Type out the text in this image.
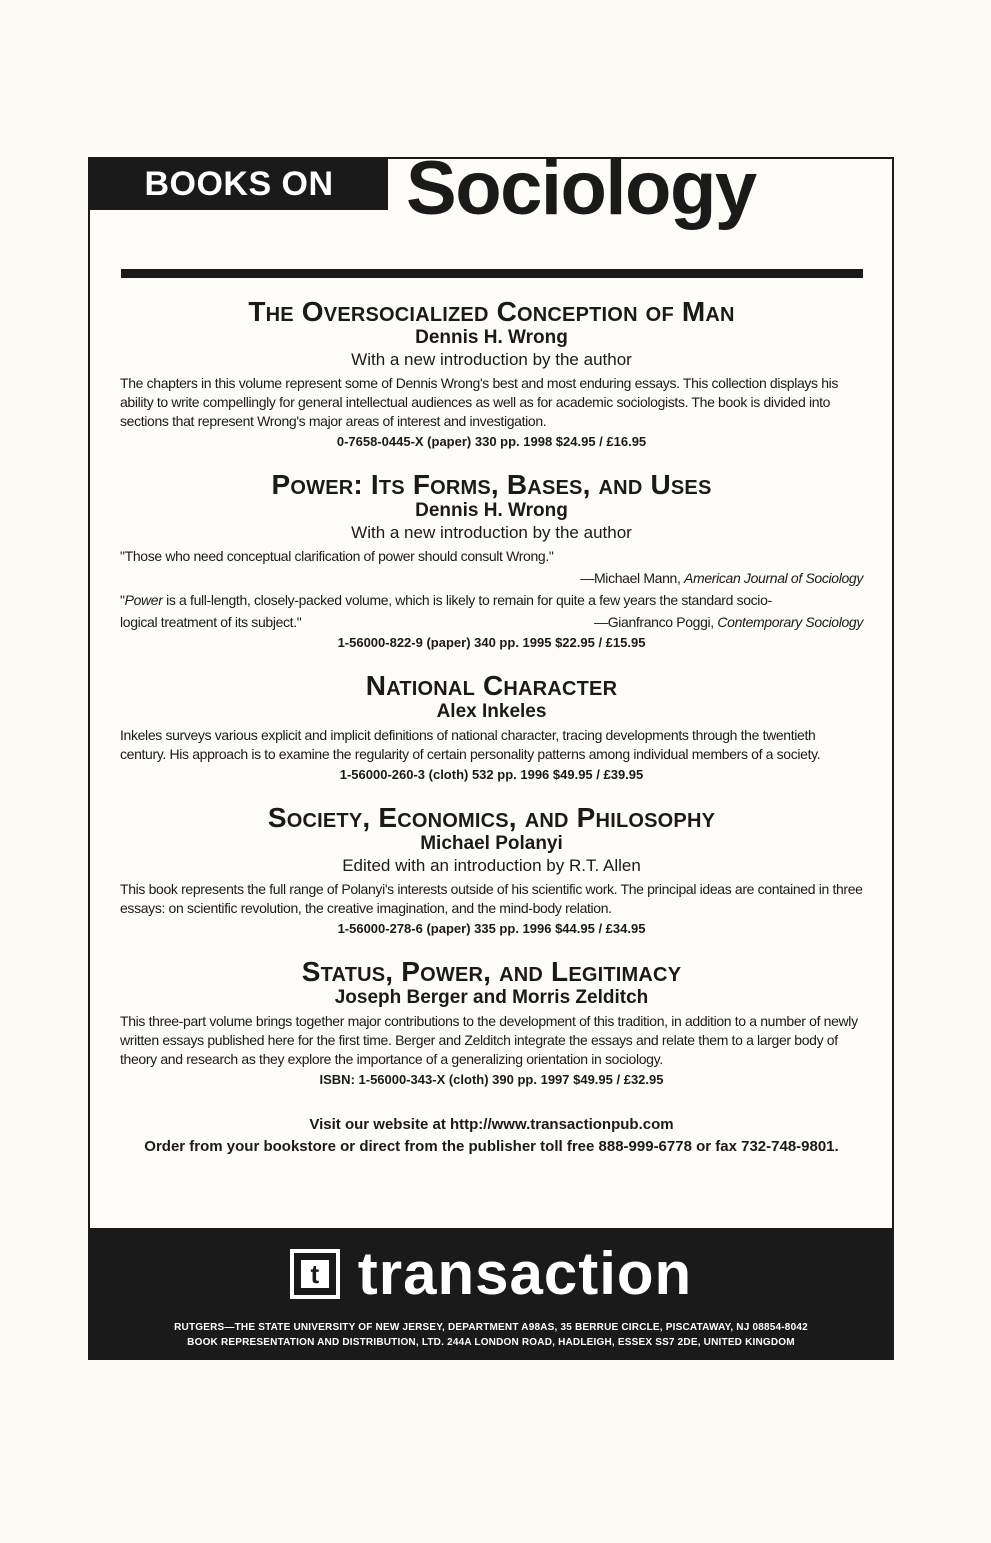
BOOKS ON Sociology
The Oversocialized Conception of Man
Dennis H. Wrong
With a new introduction by the author
The chapters in this volume represent some of Dennis Wrong's best and most enduring essays. This collection displays his ability to write compellingly for general intellectual audiences as well as for academic sociologists. The book is divided into sections that represent Wrong's major areas of interest and investigation.
0-7658-0445-X (paper) 330 pp. 1998 $24.95 / £16.95
Power: Its Forms, Bases, and Uses
Dennis H. Wrong
With a new introduction by the author
"Those who need conceptual clarification of power should consult Wrong."
—Michael Mann, American Journal of Sociology
"Power is a full-length, closely-packed volume, which is likely to remain for quite a few years the standard socio-
logical treatment of its subject."	—Gianfranco Poggi, Contemporary Sociology
1-56000-822-9 (paper) 340 pp. 1995 $22.95 / £15.95
National Character
Alex Inkeles
Inkeles surveys various explicit and implicit definitions of national character, tracing developments through the twentieth century. His approach is to examine the regularity of certain personality patterns among individual members of a society.
1-56000-260-3 (cloth) 532 pp. 1996 $49.95 / £39.95
Society, Economics, and Philosophy
Michael Polanyi
Edited with an introduction by R.T. Allen
This book represents the full range of Polanyi's interests outside of his scientific work. The principal ideas are contained in three essays: on scientific revolution, the creative imagination, and the mind-body relation.
1-56000-278-6 (paper) 335 pp. 1996 $44.95 / £34.95
Status, Power, and Legitimacy
Joseph Berger and Morris Zelditch
This three-part volume brings together major contributions to the development of this tradition, in addition to a number of newly written essays published here for the first time. Berger and Zelditch integrate the essays and relate them to a larger body of theory and research as they explore the importance of a generalizing orientation in sociology.
ISBN: 1-56000-343-X (cloth) 390 pp. 1997 $49.95 / £32.95
Visit our website at http://www.transactionpub.com
Order from your bookstore or direct from the publisher toll free 888-999-6778 or fax 732-748-9801.
t transaction
RUTGERS—THE STATE UNIVERSITY OF NEW JERSEY, DEPARTMENT A98AS, 35 BERRUE CIRCLE, PISCATAWAY, NJ 08854-8042
BOOK REPRESENTATION AND DISTRIBUTION, LTD. 244A LONDON ROAD, HADLEIGH, ESSEX SS7 2DE, UNITED KINGDOM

====

What to produce: Copy every record above exactly as written, but leave out the pictures.

Task solution:
Type out the text in this image.
BOOKS ON Sociology
The Oversocialized Conception of Man
Dennis H. Wrong
With a new introduction by the author
The chapters in this volume represent some of Dennis Wrong's best and most enduring essays. This collection displays his ability to write compellingly for general intellectual audiences as well as for academic sociologists. The book is divided into sections that represent Wrong's major areas of interest and investigation.
0-7658-0445-X (paper) 330 pp. 1998 $24.95 / £16.95
Power: Its Forms, Bases, and Uses
Dennis H. Wrong
With a new introduction by the author
"Those who need conceptual clarification of power should consult Wrong."
—Michael Mann, American Journal of Sociology
"Power is a full-length, closely-packed volume, which is likely to remain for quite a few years the standard socio-
logical treatment of its subject."	—Gianfranco Poggi, Contemporary Sociology
1-56000-822-9 (paper) 340 pp. 1995 $22.95 / £15.95
National Character
Alex Inkeles
Inkeles surveys various explicit and implicit definitions of national character, tracing developments through the twentieth century. His approach is to examine the regularity of certain personality patterns among individual members of a society.
1-56000-260-3 (cloth) 532 pp. 1996 $49.95 / £39.95
Society, Economics, and Philosophy
Michael Polanyi
Edited with an introduction by R.T. Allen
This book represents the full range of Polanyi's interests outside of his scientific work. The principal ideas are contained in three essays: on scientific revolution, the creative imagination, and the mind-body relation.
1-56000-278-6 (paper) 335 pp. 1996 $44.95 / £34.95
Status, Power, and Legitimacy
Joseph Berger and Morris Zelditch
This three-part volume brings together major contributions to the development of this tradition, in addition to a number of newly written essays published here for the first time. Berger and Zelditch integrate the essays and relate them to a larger body of theory and research as they explore the importance of a generalizing orientation in sociology.
ISBN: 1-56000-343-X (cloth) 390 pp. 1997 $49.95 / £32.95
Visit our website at http://www.transactionpub.com
Order from your bookstore or direct from the publisher toll free 888-999-6778 or fax 732-748-9801.
t transaction
RUTGERS—THE STATE UNIVERSITY OF NEW JERSEY, DEPARTMENT A98AS, 35 BERRUE CIRCLE, PISCATAWAY, NJ 08854-8042
BOOK REPRESENTATION AND DISTRIBUTION, LTD. 244A LONDON ROAD, HADLEIGH, ESSEX SS7 2DE, UNITED KINGDOM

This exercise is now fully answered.